Print everything from the start of the rows below down to the line containing "data-point <box>106 144 115 152</box>", with both ends included. Keep each line unchanged.

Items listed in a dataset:

----------------------------------------

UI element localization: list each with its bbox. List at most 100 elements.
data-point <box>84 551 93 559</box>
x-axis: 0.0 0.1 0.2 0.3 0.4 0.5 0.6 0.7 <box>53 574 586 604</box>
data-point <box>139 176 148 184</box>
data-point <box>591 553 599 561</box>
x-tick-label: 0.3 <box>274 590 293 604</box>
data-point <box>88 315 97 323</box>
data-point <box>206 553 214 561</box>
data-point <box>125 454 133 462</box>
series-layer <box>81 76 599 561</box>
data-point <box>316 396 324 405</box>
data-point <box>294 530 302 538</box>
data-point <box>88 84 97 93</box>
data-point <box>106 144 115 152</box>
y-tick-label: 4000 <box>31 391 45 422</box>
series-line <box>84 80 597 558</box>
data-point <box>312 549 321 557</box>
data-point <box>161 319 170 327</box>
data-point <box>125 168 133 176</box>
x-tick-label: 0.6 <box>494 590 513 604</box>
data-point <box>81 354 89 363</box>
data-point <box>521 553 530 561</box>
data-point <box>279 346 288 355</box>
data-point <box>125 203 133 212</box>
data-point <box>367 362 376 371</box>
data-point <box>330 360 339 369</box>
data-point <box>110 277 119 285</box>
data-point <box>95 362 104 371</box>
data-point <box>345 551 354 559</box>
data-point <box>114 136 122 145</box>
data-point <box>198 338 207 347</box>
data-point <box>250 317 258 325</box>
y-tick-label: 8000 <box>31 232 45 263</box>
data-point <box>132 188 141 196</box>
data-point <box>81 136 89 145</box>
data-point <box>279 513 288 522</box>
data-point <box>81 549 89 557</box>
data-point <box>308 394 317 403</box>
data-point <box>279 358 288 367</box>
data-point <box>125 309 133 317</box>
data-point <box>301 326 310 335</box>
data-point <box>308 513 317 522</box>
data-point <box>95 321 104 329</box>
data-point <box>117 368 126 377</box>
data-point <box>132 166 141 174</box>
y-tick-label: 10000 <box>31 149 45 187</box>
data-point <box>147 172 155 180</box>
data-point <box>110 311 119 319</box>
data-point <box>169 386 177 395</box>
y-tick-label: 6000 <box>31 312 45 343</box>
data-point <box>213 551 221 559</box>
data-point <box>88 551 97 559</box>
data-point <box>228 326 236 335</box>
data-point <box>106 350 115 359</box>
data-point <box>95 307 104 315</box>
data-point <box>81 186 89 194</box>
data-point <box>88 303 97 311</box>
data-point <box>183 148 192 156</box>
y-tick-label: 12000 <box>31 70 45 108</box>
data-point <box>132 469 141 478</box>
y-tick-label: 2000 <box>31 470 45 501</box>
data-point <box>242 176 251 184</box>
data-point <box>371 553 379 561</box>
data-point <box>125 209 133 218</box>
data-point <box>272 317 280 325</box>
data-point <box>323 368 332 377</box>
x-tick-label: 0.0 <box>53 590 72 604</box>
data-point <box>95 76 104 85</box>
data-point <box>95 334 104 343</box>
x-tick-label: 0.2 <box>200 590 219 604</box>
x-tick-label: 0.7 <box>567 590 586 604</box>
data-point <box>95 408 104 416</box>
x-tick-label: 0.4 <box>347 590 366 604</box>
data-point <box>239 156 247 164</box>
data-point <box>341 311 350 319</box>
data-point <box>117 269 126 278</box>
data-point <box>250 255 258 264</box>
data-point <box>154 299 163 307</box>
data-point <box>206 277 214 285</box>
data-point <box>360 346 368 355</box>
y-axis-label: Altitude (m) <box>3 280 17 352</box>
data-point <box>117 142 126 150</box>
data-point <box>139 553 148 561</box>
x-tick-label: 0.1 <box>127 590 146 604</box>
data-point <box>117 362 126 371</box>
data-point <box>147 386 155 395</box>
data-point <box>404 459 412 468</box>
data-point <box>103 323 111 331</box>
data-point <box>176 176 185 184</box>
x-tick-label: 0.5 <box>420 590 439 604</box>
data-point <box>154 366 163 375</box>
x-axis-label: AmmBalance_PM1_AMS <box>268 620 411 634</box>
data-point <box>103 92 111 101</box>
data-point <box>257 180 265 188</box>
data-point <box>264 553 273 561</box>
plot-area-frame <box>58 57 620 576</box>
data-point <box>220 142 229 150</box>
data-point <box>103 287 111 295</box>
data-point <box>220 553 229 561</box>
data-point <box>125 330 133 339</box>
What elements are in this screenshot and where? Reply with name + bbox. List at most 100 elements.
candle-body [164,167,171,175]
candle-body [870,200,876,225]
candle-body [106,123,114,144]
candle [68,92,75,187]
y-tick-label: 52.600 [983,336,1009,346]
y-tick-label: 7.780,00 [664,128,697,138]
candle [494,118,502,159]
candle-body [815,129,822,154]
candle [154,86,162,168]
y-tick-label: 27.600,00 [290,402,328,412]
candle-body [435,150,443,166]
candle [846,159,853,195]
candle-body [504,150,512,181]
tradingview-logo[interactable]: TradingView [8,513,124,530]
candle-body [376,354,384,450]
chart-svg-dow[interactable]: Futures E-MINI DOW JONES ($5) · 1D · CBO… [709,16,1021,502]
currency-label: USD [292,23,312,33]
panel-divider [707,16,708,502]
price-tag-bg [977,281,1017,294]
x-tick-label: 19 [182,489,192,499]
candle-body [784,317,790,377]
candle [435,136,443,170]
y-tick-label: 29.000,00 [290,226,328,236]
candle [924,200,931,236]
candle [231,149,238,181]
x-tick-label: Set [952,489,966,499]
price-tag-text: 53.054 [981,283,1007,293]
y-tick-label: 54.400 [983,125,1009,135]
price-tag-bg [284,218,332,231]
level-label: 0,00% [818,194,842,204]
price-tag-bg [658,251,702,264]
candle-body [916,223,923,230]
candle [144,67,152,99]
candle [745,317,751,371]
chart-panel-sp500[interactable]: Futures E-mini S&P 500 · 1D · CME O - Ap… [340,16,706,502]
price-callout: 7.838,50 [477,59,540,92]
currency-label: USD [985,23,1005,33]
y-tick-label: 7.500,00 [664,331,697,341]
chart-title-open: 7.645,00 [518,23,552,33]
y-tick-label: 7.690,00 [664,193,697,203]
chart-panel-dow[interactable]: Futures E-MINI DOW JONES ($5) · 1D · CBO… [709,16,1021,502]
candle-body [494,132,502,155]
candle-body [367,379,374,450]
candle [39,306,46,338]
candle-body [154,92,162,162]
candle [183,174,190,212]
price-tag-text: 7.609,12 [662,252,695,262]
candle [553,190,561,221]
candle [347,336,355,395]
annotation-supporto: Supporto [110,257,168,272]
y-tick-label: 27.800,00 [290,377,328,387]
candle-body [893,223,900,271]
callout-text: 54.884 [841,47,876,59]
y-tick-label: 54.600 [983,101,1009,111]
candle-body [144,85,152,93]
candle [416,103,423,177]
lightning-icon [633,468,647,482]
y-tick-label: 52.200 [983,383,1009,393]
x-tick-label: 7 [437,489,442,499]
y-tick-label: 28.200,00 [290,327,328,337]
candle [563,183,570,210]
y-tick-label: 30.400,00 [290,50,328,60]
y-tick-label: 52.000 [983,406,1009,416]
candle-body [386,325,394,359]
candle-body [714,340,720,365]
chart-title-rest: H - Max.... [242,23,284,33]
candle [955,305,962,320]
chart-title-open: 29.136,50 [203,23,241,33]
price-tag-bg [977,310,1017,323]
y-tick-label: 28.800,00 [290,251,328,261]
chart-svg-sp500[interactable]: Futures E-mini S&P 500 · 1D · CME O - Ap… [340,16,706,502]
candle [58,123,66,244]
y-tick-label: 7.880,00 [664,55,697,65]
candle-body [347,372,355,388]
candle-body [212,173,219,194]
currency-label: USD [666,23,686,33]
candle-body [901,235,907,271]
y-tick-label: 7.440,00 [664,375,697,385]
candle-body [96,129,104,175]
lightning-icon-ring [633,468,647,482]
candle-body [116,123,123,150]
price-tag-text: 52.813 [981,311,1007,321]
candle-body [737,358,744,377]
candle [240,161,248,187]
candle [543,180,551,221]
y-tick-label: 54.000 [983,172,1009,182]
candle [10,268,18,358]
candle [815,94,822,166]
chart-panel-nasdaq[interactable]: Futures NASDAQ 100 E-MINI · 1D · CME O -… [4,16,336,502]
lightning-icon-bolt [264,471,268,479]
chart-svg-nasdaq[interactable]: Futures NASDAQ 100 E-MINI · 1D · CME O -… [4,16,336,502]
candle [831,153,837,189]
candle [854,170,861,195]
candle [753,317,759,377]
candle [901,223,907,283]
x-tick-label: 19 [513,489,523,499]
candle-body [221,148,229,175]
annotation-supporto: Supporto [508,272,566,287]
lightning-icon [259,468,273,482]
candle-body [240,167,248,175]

----------------------------------------

Answer in full
UI element localization: list each with its bbox. List at most 100 elements.
data-point <box>84 551 93 559</box>
x-axis: 0.0 0.1 0.2 0.3 0.4 0.5 0.6 0.7 <box>53 574 586 604</box>
data-point <box>139 176 148 184</box>
data-point <box>591 553 599 561</box>
x-tick-label: 0.3 <box>274 590 293 604</box>
data-point <box>88 315 97 323</box>
data-point <box>206 553 214 561</box>
data-point <box>125 454 133 462</box>
series-layer <box>81 76 599 561</box>
data-point <box>316 396 324 405</box>
data-point <box>294 530 302 538</box>
data-point <box>88 84 97 93</box>
data-point <box>106 144 115 152</box>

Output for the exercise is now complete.